** begin DATASET ROWS **

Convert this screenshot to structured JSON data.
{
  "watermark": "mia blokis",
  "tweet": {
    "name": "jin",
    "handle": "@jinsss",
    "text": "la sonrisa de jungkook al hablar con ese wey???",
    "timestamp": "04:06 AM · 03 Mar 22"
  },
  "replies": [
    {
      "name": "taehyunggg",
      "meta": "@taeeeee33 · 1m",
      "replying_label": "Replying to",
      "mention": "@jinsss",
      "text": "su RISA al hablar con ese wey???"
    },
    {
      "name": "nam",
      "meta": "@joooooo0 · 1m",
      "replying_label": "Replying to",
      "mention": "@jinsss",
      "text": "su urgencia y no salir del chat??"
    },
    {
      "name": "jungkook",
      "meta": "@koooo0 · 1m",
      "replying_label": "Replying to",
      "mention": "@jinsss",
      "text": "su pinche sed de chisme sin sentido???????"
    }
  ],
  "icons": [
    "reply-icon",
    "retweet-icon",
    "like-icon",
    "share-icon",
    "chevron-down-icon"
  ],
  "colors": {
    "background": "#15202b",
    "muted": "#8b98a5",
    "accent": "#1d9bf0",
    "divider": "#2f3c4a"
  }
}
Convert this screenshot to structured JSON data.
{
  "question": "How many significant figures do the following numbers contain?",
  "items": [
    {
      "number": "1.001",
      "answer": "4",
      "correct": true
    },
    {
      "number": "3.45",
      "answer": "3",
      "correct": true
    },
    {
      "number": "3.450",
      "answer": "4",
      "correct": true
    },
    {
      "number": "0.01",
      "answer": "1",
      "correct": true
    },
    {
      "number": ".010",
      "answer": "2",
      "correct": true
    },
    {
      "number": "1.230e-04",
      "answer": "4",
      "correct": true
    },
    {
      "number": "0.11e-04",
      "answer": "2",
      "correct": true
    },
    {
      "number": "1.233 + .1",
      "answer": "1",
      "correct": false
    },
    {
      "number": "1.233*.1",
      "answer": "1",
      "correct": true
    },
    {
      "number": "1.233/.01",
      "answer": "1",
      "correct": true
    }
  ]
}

** end DATASET ROWS **

TASK OBJECTIVE: Write out the entries above once more, without altering anything.

THE COMPLETED TASK:
Convert this screenshot to structured JSON data.
{
  "watermark": "mia blokis",
  "tweet": {
    "name": "jin",
    "handle": "@jinsss",
    "text": "la sonrisa de jungkook al hablar con ese wey???",
    "timestamp": "04:06 AM · 03 Mar 22"
  },
  "replies": [
    {
      "name": "taehyunggg",
      "meta": "@taeeeee33 · 1m",
      "replying_label": "Replying to",
      "mention": "@jinsss",
      "text": "su RISA al hablar con ese wey???"
    },
    {
      "name": "nam",
      "meta": "@joooooo0 · 1m",
      "replying_label": "Replying to",
      "mention": "@jinsss",
      "text": "su urgencia y no salir del chat??"
    },
    {
      "name": "jungkook",
      "meta": "@koooo0 · 1m",
      "replying_label": "Replying to",
      "mention": "@jinsss",
      "text": "su pinche sed de chisme sin sentido???????"
    }
  ],
  "icons": [
    "reply-icon",
    "retweet-icon",
    "like-icon",
    "share-icon",
    "chevron-down-icon"
  ],
  "colors": {
    "background": "#15202b",
    "muted": "#8b98a5",
    "accent": "#1d9bf0",
    "divider": "#2f3c4a"
  }
}
Convert this screenshot to structured JSON data.
{
  "question": "How many significant figures do the following numbers contain?",
  "items": [
    {
      "number": "1.001",
      "answer": "4",
      "correct": true
    },
    {
      "number": "3.45",
      "answer": "3",
      "correct": true
    },
    {
      "number": "3.450",
      "answer": "4",
      "correct": true
    },
    {
      "number": "0.01",
      "answer": "1",
      "correct": true
    },
    {
      "number": ".010",
      "answer": "2",
      "correct": true
    },
    {
      "number": "1.230e-04",
      "answer": "4",
      "correct": true
    },
    {
      "number": "0.11e-04",
      "answer": "2",
      "correct": true
    },
    {
      "number": "1.233 + .1",
      "answer": "1",
      "correct": false
    },
    {
      "number": "1.233*.1",
      "answer": "1",
      "correct": true
    },
    {
      "number": "1.233/.01",
      "answer": "1",
      "correct": true
    }
  ]
}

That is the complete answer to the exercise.